> EXERCISE TASK: The records below should be written out again, exactly.

> SUPPLIED DATA:
^^^^^^^^^^^^^^^^

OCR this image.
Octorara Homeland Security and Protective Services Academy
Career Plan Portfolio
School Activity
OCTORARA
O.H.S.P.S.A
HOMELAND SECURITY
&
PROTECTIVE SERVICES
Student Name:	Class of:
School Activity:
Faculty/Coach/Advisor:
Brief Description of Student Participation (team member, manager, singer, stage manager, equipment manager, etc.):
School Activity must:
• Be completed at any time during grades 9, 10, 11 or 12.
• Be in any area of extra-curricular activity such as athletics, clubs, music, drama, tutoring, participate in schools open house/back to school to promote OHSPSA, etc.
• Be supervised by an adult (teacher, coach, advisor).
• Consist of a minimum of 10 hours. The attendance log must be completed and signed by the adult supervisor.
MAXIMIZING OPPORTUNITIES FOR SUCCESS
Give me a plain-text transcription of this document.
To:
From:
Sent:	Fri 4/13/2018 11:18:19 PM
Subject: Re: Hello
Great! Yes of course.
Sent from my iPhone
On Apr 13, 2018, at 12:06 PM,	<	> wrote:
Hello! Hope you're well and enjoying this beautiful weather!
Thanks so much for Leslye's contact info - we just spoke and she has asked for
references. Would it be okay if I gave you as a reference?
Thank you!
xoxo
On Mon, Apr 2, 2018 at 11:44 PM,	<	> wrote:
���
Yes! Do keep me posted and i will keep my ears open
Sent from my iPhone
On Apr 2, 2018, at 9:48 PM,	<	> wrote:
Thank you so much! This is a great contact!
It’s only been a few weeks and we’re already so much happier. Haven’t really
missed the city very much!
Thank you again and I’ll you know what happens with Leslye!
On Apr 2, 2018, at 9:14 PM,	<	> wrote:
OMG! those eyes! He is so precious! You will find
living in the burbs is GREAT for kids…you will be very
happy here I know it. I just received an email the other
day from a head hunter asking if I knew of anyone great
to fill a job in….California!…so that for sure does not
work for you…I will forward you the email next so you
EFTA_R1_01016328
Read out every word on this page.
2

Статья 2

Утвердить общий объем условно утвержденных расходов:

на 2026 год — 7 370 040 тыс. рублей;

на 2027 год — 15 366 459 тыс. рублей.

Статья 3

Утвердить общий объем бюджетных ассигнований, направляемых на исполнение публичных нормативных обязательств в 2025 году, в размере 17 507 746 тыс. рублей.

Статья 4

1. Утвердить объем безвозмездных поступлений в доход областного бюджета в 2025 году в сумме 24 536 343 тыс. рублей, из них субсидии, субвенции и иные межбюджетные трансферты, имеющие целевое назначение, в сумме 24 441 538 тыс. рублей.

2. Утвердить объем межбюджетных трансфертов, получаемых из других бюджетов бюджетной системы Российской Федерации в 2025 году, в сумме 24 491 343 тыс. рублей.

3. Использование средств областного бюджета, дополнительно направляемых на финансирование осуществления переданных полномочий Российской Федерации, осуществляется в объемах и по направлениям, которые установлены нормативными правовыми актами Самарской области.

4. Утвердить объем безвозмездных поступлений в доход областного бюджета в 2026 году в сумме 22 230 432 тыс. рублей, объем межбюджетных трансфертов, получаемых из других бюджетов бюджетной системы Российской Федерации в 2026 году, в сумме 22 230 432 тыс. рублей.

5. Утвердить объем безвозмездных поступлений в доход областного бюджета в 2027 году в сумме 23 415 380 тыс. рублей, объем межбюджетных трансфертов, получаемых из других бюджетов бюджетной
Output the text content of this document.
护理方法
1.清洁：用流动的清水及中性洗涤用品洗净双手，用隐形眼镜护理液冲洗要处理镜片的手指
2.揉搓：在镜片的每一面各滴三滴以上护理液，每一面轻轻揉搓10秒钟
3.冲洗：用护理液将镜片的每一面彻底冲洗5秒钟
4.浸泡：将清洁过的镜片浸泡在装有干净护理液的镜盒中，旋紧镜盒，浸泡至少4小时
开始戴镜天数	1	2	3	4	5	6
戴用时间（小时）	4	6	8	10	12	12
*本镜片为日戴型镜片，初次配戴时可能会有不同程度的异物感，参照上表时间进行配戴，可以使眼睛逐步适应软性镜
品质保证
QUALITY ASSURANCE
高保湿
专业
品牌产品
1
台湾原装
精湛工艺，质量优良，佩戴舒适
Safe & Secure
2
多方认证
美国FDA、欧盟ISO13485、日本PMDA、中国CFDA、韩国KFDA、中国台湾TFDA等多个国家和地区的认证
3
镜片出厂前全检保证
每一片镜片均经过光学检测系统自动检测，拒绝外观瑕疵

^^^^^^^^^^^^^^^^

> WRITTEN SOLUTION:
OCR this image.
Octorara Homeland Security and Protective Services Academy
Career Plan Portfolio
School Activity
OCTORARA
O.H.S.P.S.A
HOMELAND SECURITY
&
PROTECTIVE SERVICES
Student Name:	Class of:
School Activity:
Faculty/Coach/Advisor:
Brief Description of Student Participation (team member, manager, singer, stage manager, equipment manager, etc.):
School Activity must:
• Be completed at any time during grades 9, 10, 11 or 12.
• Be in any area of extra-curricular activity such as athletics, clubs, music, drama, tutoring, participate in schools open house/back to school to promote OHSPSA, etc.
• Be supervised by an adult (teacher, coach, advisor).
• Consist of a minimum of 10 hours. The attendance log must be completed and signed by the adult supervisor.
MAXIMIZING OPPORTUNITIES FOR SUCCESS
Give me a plain-text transcription of this document.
To:
From:
Sent:	Fri 4/13/2018 11:18:19 PM
Subject: Re: Hello
Great! Yes of course.
Sent from my iPhone
On Apr 13, 2018, at 12:06 PM,	<	> wrote:
Hello! Hope you're well and enjoying this beautiful weather!
Thanks so much for Leslye's contact info - we just spoke and she has asked for
references. Would it be okay if I gave you as a reference?
Thank you!
xoxo
On Mon, Apr 2, 2018 at 11:44 PM,	<	> wrote:
���
Yes! Do keep me posted and i will keep my ears open
Sent from my iPhone
On Apr 2, 2018, at 9:48 PM,	<	> wrote:
Thank you so much! This is a great contact!
It’s only been a few weeks and we’re already so much happier. Haven’t really
missed the city very much!
Thank you again and I’ll you know what happens with Leslye!
On Apr 2, 2018, at 9:14 PM,	<	> wrote:
OMG! those eyes! He is so precious! You will find
living in the burbs is GREAT for kids…you will be very
happy here I know it. I just received an email the other
day from a head hunter asking if I knew of anyone great
to fill a job in….California!…so that for sure does not
work for you…I will forward you the email next so you
EFTA_R1_01016328
Read out every word on this page.
2

Статья 2

Утвердить общий объем условно утвержденных расходов:

на 2026 год — 7 370 040 тыс. рублей;

на 2027 год — 15 366 459 тыс. рублей.

Статья 3

Утвердить общий объем бюджетных ассигнований, направляемых на исполнение публичных нормативных обязательств в 2025 году, в размере 17 507 746 тыс. рублей.

Статья 4

1. Утвердить объем безвозмездных поступлений в доход областного бюджета в 2025 году в сумме 24 536 343 тыс. рублей, из них субсидии, субвенции и иные межбюджетные трансферты, имеющие целевое назначение, в сумме 24 441 538 тыс. рублей.

2. Утвердить объем межбюджетных трансфертов, получаемых из других бюджетов бюджетной системы Российской Федерации в 2025 году, в сумме 24 491 343 тыс. рублей.

3. Использование средств областного бюджета, дополнительно направляемых на финансирование осуществления переданных полномочий Российской Федерации, осуществляется в объемах и по направлениям, которые установлены нормативными правовыми актами Самарской области.

4. Утвердить объем безвозмездных поступлений в доход областного бюджета в 2026 году в сумме 22 230 432 тыс. рублей, объем межбюджетных трансфертов, получаемых из других бюджетов бюджетной системы Российской Федерации в 2026 году, в сумме 22 230 432 тыс. рублей.

5. Утвердить объем безвозмездных поступлений в доход областного бюджета в 2027 году в сумме 23 415 380 тыс. рублей, объем межбюджетных трансфертов, получаемых из других бюджетов бюджетной
Output the text content of this document.
护理方法
1.清洁：用流动的清水及中性洗涤用品洗净双手，用隐形眼镜护理液冲洗要处理镜片的手指
2.揉搓：在镜片的每一面各滴三滴以上护理液，每一面轻轻揉搓10秒钟
3.冲洗：用护理液将镜片的每一面彻底冲洗5秒钟
4.浸泡：将清洁过的镜片浸泡在装有干净护理液的镜盒中，旋紧镜盒，浸泡至少4小时
开始戴镜天数	1	2	3	4	5	6
戴用时间（小时）	4	6	8	10	12	12
*本镜片为日戴型镜片，初次配戴时可能会有不同程度的异物感，参照上表时间进行配戴，可以使眼睛逐步适应软性镜
品质保证
QUALITY ASSURANCE
高保湿
专业
品牌产品
1
台湾原装
精湛工艺，质量优良，佩戴舒适
Safe & Secure
2
多方认证
美国FDA、欧盟ISO13485、日本PMDA、中国CFDA、韩国KFDA、中国台湾TFDA等多个国家和地区的认证
3
镜片出厂前全检保证
每一片镜片均经过光学检测系统自动检测，拒绝外观瑕疵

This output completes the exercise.